Do this
Say only how many lines contain the word "JSON".

Available data
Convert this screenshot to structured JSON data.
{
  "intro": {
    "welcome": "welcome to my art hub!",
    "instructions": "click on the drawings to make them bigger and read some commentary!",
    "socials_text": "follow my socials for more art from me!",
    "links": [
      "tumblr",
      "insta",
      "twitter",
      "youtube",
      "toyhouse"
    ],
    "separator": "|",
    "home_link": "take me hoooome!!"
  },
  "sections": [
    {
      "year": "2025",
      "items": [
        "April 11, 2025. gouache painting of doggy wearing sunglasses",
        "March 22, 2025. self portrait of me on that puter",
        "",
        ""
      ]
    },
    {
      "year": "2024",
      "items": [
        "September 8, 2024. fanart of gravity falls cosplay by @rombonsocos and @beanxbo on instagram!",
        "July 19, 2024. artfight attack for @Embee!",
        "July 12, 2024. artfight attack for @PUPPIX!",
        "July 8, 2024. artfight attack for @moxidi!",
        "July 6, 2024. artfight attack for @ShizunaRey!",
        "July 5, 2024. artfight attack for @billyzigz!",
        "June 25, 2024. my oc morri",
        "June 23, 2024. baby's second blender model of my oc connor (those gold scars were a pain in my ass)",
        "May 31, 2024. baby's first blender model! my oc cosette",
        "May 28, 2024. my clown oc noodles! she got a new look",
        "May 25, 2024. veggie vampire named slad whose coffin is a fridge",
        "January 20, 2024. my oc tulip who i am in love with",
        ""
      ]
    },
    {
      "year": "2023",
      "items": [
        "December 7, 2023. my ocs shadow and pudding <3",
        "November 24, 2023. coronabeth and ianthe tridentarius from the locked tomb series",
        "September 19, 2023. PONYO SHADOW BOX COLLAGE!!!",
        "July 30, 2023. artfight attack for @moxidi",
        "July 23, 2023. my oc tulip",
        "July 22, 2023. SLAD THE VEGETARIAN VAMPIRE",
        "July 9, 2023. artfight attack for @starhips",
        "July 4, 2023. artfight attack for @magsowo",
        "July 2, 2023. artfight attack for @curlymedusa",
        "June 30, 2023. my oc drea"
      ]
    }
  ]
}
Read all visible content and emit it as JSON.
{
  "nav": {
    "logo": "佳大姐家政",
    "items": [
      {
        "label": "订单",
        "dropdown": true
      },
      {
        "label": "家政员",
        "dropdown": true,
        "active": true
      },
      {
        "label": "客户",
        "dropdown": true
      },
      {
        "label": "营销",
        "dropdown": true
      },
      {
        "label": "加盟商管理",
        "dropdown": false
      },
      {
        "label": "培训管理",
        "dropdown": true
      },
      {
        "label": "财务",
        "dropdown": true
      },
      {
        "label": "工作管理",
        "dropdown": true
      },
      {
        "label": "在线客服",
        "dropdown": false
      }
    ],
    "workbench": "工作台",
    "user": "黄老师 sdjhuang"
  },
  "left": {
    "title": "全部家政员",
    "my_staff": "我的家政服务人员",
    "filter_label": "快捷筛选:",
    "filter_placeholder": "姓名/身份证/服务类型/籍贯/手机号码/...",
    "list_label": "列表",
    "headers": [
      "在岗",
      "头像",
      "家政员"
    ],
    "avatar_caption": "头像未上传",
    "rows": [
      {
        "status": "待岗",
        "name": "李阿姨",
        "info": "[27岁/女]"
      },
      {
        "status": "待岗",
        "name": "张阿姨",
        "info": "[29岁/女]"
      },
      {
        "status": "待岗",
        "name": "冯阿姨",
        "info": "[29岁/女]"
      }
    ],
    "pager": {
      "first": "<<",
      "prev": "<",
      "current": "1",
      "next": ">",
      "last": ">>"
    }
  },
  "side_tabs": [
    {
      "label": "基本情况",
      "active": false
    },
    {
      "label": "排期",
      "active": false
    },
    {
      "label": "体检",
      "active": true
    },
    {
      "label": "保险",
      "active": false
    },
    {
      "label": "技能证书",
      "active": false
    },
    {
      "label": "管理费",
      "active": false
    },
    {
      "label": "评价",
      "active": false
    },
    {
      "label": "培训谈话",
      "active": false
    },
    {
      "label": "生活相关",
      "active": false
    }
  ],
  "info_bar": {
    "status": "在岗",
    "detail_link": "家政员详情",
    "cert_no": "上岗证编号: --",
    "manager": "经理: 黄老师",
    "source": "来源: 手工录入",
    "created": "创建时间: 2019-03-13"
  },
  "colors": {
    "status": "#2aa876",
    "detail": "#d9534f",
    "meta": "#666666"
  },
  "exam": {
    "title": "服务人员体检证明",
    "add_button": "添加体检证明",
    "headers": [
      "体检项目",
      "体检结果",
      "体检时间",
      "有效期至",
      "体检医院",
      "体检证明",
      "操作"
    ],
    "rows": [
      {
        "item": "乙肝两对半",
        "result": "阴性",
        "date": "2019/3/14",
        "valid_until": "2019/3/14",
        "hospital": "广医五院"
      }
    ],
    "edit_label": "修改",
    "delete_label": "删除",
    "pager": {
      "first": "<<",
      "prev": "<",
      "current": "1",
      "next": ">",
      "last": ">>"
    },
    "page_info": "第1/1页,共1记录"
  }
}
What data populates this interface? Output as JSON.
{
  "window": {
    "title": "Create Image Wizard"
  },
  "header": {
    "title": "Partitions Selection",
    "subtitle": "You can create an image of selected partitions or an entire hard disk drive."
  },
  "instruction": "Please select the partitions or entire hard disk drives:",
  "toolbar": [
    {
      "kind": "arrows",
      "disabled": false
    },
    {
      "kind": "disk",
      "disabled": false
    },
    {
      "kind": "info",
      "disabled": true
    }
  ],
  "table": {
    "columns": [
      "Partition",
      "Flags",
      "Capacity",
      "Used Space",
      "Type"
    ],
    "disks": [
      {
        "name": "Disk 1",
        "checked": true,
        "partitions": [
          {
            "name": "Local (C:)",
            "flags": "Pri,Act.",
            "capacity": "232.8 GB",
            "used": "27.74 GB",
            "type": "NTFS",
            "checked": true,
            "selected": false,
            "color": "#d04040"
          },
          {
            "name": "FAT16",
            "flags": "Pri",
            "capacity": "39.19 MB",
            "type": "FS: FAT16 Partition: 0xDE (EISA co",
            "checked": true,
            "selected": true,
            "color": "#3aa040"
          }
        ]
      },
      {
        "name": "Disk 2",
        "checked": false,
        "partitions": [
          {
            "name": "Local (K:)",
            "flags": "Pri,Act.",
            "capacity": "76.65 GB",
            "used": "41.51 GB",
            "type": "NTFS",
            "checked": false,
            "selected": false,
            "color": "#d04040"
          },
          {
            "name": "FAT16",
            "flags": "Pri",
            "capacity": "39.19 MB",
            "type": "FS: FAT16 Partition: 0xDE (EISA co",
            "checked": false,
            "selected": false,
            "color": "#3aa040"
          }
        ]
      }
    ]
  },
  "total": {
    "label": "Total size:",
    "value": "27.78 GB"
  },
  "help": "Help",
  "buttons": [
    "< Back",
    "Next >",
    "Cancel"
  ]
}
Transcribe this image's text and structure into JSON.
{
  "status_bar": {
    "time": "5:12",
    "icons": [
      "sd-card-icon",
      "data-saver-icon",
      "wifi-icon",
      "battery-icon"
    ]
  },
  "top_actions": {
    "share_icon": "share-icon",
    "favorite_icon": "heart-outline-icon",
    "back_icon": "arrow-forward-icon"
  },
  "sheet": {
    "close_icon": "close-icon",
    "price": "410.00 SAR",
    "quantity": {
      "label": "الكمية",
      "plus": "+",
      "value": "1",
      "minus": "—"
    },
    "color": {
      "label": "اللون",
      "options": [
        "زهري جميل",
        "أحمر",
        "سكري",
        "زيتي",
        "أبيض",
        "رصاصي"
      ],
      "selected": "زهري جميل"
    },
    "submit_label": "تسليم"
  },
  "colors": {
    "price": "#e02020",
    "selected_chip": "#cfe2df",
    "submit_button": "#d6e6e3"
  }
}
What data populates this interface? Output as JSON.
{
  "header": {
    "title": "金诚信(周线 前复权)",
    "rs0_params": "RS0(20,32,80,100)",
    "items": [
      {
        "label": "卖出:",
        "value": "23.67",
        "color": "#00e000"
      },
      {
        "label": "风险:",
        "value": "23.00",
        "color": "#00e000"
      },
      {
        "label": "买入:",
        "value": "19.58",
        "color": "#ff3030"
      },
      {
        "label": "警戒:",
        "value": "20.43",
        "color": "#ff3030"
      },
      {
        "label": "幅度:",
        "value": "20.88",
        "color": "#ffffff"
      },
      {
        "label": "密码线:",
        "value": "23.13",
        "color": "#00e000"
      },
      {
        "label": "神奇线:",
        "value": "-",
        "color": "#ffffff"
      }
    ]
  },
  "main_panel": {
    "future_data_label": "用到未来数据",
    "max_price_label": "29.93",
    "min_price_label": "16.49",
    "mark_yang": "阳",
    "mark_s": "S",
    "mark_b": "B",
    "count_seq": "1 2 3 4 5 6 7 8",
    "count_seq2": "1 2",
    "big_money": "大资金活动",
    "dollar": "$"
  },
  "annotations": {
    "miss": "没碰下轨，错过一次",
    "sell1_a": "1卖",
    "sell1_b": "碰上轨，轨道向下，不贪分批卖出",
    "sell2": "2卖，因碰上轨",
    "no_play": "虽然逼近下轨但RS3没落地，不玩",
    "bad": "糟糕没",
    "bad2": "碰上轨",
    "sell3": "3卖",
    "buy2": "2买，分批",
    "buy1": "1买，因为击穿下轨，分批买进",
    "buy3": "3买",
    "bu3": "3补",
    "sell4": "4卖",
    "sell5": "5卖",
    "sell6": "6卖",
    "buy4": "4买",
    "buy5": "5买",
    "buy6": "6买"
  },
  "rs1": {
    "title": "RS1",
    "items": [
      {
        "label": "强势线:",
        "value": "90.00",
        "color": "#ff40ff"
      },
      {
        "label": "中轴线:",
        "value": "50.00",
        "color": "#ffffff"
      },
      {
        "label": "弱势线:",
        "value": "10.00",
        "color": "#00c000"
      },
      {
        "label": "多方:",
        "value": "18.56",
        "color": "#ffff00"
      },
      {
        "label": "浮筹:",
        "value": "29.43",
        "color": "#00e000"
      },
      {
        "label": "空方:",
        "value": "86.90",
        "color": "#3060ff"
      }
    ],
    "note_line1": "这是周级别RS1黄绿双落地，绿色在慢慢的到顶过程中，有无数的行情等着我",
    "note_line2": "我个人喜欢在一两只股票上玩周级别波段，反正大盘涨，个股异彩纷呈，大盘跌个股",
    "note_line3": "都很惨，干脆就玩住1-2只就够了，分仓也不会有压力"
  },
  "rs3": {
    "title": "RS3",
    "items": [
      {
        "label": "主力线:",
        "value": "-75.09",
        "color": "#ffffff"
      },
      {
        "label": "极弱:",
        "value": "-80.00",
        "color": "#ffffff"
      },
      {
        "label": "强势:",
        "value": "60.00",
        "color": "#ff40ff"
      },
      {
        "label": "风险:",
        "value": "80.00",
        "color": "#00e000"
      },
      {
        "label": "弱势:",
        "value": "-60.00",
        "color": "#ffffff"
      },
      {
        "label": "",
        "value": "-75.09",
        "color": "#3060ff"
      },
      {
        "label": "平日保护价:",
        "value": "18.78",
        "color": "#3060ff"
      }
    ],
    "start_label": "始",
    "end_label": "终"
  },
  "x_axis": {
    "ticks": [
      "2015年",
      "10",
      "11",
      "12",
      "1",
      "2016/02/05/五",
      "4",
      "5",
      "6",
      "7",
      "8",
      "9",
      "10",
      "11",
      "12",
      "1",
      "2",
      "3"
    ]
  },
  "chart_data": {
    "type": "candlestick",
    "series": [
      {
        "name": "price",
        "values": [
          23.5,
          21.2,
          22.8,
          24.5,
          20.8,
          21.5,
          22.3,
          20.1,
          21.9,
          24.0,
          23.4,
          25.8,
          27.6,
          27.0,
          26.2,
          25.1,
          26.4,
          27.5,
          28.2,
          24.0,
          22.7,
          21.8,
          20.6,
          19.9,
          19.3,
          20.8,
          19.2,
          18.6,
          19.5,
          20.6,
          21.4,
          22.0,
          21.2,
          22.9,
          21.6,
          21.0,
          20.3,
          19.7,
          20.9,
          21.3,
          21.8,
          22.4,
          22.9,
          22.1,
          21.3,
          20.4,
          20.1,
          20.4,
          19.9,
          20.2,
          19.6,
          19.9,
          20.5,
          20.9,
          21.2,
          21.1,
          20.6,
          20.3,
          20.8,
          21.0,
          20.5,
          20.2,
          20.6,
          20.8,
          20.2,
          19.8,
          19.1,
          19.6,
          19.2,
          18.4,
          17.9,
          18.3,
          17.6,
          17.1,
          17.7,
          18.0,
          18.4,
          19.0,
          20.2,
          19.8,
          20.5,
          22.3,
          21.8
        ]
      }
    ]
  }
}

Final answer
5